*TEXTE DU DOCUMENT*
○ ○ ○

Le secteur agroalimentaire : les 4 grands défis pour 2020-2030

Le secteur de l’agroalimentaire fait face à de multiples mutations, provenant tant des consommateurs que des régulateurs de cette industrie. Voici 4 transitions parmi les plus importantes selon Stim :

 

1. Valorisation des déchets et résidus de production

39% de déchets alimentaires en Europe proviennent de la fabrication alimentaire, y compris les sous-produits (carcasses, os issus de la production de viande), produits déformés ou endommagés, ou la surproduction.

 

Afin de maximiser la valorisation de toutes les fractions de matière, la production alimentaire peut être couplée à une production de bioénergies, tels que de biocarburants (issu du sucre, de produits amidonniers pour les huiles végétales), bio gazole (issu d’huiles de cuisson usagées ou de graisses animales), bioéthanol (à la base des sucriers et les amidonniers), etc.

○ ○ ○

*TRAVAIL À FAIRE*
Dans le texte sur les défis de l'agroalimentaire, recopiez tout ce qui va de « Le secteur de » jusqu'à « les amidonniers), etc. », sans rien changer.

○ ○ ○

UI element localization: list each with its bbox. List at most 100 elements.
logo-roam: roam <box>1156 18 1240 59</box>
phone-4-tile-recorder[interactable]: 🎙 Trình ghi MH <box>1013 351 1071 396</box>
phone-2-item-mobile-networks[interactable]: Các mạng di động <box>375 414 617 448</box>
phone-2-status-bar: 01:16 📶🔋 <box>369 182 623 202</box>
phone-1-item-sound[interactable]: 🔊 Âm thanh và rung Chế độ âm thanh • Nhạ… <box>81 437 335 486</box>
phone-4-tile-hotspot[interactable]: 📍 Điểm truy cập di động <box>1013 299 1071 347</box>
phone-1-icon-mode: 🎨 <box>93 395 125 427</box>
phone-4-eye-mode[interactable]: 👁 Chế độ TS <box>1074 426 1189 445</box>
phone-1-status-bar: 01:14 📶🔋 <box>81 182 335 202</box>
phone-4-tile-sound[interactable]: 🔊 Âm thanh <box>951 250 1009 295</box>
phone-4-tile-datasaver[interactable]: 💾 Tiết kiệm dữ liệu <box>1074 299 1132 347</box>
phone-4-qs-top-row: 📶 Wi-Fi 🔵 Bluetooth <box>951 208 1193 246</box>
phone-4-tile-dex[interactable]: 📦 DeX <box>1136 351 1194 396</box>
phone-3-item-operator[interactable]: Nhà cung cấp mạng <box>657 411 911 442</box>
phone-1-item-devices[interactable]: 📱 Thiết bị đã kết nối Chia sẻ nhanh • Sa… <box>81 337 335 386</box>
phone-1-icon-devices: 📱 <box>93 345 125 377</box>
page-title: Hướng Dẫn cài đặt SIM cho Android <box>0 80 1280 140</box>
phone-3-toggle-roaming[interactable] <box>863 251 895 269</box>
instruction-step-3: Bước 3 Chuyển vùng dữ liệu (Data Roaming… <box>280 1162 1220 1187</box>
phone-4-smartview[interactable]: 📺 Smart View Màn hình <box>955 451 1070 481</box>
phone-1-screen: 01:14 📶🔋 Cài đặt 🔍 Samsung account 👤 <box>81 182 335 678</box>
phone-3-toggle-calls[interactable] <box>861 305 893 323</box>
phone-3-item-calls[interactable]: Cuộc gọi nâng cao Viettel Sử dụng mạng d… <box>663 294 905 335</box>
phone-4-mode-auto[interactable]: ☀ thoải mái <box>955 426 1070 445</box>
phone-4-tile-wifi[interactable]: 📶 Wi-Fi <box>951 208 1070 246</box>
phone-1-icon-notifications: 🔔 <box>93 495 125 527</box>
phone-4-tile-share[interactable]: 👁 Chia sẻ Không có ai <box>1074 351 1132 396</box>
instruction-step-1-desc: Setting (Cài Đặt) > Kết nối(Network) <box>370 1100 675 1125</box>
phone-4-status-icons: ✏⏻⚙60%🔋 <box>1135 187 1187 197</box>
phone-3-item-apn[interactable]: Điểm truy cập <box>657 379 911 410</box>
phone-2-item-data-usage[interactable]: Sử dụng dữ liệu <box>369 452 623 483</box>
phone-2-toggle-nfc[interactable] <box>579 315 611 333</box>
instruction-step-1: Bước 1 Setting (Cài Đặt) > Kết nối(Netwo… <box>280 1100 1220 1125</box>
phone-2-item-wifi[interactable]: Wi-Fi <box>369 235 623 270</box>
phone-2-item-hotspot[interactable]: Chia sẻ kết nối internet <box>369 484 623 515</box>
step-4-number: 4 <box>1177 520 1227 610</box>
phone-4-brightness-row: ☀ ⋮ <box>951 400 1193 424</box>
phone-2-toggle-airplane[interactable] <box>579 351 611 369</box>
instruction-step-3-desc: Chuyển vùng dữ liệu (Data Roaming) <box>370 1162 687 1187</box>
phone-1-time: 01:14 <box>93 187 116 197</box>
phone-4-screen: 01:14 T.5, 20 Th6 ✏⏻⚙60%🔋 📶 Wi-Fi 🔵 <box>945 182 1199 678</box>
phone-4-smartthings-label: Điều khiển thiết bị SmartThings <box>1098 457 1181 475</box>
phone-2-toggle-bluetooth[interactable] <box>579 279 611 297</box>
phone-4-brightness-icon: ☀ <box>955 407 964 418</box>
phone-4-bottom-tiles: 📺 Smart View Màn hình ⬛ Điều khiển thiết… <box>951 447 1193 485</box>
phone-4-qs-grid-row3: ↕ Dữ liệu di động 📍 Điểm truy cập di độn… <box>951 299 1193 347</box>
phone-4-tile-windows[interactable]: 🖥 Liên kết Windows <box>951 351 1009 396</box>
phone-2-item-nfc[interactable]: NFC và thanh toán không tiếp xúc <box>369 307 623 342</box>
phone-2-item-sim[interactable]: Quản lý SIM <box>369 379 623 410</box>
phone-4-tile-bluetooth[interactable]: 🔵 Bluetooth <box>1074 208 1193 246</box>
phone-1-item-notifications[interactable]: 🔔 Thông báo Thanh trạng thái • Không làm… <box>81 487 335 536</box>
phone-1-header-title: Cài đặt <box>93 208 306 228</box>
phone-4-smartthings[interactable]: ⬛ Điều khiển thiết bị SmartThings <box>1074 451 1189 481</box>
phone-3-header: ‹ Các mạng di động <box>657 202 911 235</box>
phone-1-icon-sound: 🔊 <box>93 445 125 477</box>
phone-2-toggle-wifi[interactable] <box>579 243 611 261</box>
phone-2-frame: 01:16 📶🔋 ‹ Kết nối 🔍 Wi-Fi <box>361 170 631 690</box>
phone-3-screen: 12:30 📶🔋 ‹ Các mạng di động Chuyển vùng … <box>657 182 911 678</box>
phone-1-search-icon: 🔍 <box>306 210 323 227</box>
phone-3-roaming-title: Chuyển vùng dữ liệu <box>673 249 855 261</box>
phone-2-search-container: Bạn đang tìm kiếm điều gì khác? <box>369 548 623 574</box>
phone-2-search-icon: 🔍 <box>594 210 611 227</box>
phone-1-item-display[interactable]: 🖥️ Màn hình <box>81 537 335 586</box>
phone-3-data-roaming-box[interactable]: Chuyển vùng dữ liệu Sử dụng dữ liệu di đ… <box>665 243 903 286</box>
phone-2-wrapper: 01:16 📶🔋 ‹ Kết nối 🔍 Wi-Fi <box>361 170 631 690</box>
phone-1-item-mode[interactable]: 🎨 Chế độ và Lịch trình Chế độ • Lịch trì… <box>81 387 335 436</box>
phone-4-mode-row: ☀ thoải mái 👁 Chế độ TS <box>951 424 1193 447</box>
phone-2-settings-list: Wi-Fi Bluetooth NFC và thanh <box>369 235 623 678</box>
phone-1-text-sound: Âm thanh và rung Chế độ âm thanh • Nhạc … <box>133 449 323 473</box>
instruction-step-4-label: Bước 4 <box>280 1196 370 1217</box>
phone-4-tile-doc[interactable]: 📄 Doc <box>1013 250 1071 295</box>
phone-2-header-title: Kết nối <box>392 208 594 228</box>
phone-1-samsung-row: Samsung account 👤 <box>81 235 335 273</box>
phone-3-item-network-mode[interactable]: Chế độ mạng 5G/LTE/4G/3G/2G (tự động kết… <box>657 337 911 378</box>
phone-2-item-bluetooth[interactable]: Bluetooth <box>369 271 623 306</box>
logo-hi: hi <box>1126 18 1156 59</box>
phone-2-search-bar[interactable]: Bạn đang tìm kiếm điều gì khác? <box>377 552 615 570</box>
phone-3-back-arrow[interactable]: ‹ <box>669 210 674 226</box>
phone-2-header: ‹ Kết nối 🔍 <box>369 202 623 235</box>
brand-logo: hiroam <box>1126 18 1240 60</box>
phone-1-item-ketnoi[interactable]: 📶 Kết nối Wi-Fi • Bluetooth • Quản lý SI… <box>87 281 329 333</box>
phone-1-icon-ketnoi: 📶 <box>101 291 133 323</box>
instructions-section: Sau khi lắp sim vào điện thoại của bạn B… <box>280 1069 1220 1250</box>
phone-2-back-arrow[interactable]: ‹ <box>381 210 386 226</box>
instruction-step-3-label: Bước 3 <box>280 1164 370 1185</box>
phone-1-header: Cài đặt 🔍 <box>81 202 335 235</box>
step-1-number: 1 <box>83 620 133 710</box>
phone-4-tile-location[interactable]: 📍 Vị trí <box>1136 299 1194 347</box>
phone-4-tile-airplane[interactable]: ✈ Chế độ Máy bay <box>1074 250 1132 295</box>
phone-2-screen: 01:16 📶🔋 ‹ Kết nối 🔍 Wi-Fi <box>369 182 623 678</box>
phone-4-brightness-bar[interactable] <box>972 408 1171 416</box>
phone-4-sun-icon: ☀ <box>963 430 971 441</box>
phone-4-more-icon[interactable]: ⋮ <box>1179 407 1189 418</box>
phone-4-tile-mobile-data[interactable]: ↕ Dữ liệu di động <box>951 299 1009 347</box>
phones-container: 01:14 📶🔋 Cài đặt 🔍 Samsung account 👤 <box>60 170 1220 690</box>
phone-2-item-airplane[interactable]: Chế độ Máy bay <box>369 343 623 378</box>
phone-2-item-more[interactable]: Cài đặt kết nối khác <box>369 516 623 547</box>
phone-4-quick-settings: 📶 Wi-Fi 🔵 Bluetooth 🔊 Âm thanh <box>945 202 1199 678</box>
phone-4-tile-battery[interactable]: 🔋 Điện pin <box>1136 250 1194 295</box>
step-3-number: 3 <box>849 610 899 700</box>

○ ○ ○

*RÉPONSE ATTENDUE*
Le secteur de l’agroalimentaire fait face à de multiples mutations, provenant tant des consommateurs que des régulateurs de cette industrie. Voici 4 transitions parmi les plus importantes selon Stim :

 

1. Valorisation des déchets et résidus de production

39% de déchets alimentaires en Europe proviennent de la fabrication alimentaire, y compris les sous-produits (carcasses, os issus de la production de viande), produits déformés ou endommagés, ou la surproduction.

 

Afin de maximiser la valorisation de toutes les fractions de matière, la production alimentaire peut être couplée à une production de bioénergies, tels que de biocarburants (issu du sucre, de produits amidonniers pour les huiles végétales), bio gazole (issu d’huiles de cuisson usagées ou de graisses animales), bioéthanol (à la base des sucriers et les amidonniers), etc.